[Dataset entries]
:::::

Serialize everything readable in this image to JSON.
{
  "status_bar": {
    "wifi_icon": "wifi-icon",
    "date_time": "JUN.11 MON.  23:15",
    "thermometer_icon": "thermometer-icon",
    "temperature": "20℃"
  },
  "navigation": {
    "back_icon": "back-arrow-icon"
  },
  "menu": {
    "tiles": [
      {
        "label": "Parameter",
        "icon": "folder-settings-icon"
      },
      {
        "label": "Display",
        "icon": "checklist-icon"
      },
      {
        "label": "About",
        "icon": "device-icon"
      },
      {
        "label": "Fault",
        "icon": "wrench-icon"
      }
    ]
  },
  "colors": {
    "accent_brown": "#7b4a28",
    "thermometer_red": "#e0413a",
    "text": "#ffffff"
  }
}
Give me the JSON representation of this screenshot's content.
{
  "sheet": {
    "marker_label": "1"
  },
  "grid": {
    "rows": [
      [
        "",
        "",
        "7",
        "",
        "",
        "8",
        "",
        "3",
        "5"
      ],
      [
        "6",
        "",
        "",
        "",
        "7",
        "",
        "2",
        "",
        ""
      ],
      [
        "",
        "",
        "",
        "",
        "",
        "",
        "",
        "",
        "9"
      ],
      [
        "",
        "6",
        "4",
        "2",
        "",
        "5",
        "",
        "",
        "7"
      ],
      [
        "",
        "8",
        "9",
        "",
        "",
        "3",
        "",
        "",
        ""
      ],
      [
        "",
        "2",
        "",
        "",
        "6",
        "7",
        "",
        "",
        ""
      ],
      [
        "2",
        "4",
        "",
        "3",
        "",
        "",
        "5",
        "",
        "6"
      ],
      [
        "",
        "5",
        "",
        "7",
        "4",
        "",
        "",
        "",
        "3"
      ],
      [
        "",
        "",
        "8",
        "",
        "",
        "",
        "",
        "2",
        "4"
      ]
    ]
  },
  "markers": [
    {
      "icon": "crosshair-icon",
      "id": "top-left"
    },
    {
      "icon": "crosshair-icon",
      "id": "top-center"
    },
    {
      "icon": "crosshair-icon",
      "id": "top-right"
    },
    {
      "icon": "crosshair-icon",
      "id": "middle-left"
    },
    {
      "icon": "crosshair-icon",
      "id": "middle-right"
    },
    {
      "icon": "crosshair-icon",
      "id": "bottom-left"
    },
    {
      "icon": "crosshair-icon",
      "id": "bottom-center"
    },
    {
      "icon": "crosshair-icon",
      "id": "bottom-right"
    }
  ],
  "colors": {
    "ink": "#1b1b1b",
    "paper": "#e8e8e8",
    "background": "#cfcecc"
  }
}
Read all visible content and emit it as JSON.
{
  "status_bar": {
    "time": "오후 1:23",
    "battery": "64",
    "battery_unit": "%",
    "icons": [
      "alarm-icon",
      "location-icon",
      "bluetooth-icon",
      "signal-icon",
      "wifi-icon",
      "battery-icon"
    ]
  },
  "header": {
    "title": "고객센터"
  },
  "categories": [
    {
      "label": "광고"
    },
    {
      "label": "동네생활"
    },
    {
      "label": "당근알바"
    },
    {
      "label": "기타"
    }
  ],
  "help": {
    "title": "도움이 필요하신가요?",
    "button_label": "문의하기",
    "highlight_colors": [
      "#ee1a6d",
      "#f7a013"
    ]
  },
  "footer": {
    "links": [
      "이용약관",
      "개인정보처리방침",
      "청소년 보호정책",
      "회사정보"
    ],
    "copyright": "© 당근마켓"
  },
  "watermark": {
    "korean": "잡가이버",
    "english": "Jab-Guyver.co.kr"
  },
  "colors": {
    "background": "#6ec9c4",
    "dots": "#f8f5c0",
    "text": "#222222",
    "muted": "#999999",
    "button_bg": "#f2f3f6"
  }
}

:::::

§ AIM OF THE EXERCISE
Extract each line from the listing above, please, and repeat it exactly.

§ SOLUTION
Serialize everything readable in this image to JSON.
{
  "status_bar": {
    "wifi_icon": "wifi-icon",
    "date_time": "JUN.11 MON.  23:15",
    "thermometer_icon": "thermometer-icon",
    "temperature": "20℃"
  },
  "navigation": {
    "back_icon": "back-arrow-icon"
  },
  "menu": {
    "tiles": [
      {
        "label": "Parameter",
        "icon": "folder-settings-icon"
      },
      {
        "label": "Display",
        "icon": "checklist-icon"
      },
      {
        "label": "About",
        "icon": "device-icon"
      },
      {
        "label": "Fault",
        "icon": "wrench-icon"
      }
    ]
  },
  "colors": {
    "accent_brown": "#7b4a28",
    "thermometer_red": "#e0413a",
    "text": "#ffffff"
  }
}
Give me the JSON representation of this screenshot's content.
{
  "sheet": {
    "marker_label": "1"
  },
  "grid": {
    "rows": [
      [
        "",
        "",
        "7",
        "",
        "",
        "8",
        "",
        "3",
        "5"
      ],
      [
        "6",
        "",
        "",
        "",
        "7",
        "",
        "2",
        "",
        ""
      ],
      [
        "",
        "",
        "",
        "",
        "",
        "",
        "",
        "",
        "9"
      ],
      [
        "",
        "6",
        "4",
        "2",
        "",
        "5",
        "",
        "",
        "7"
      ],
      [
        "",
        "8",
        "9",
        "",
        "",
        "3",
        "",
        "",
        ""
      ],
      [
        "",
        "2",
        "",
        "",
        "6",
        "7",
        "",
        "",
        ""
      ],
      [
        "2",
        "4",
        "",
        "3",
        "",
        "",
        "5",
        "",
        "6"
      ],
      [
        "",
        "5",
        "",
        "7",
        "4",
        "",
        "",
        "",
        "3"
      ],
      [
        "",
        "",
        "8",
        "",
        "",
        "",
        "",
        "2",
        "4"
      ]
    ]
  },
  "markers": [
    {
      "icon": "crosshair-icon",
      "id": "top-left"
    },
    {
      "icon": "crosshair-icon",
      "id": "top-center"
    },
    {
      "icon": "crosshair-icon",
      "id": "top-right"
    },
    {
      "icon": "crosshair-icon",
      "id": "middle-left"
    },
    {
      "icon": "crosshair-icon",
      "id": "middle-right"
    },
    {
      "icon": "crosshair-icon",
      "id": "bottom-left"
    },
    {
      "icon": "crosshair-icon",
      "id": "bottom-center"
    },
    {
      "icon": "crosshair-icon",
      "id": "bottom-right"
    }
  ],
  "colors": {
    "ink": "#1b1b1b",
    "paper": "#e8e8e8",
    "background": "#cfcecc"
  }
}
Read all visible content and emit it as JSON.
{
  "status_bar": {
    "time": "오후 1:23",
    "battery": "64",
    "battery_unit": "%",
    "icons": [
      "alarm-icon",
      "location-icon",
      "bluetooth-icon",
      "signal-icon",
      "wifi-icon",
      "battery-icon"
    ]
  },
  "header": {
    "title": "고객센터"
  },
  "categories": [
    {
      "label": "광고"
    },
    {
      "label": "동네생활"
    },
    {
      "label": "당근알바"
    },
    {
      "label": "기타"
    }
  ],
  "help": {
    "title": "도움이 필요하신가요?",
    "button_label": "문의하기",
    "highlight_colors": [
      "#ee1a6d",
      "#f7a013"
    ]
  },
  "footer": {
    "links": [
      "이용약관",
      "개인정보처리방침",
      "청소년 보호정책",
      "회사정보"
    ],
    "copyright": "© 당근마켓"
  },
  "watermark": {
    "korean": "잡가이버",
    "english": "Jab-Guyver.co.kr"
  },
  "colors": {
    "background": "#6ec9c4",
    "dots": "#f8f5c0",
    "text": "#222222",
    "muted": "#999999",
    "button_bg": "#f2f3f6"
  }
}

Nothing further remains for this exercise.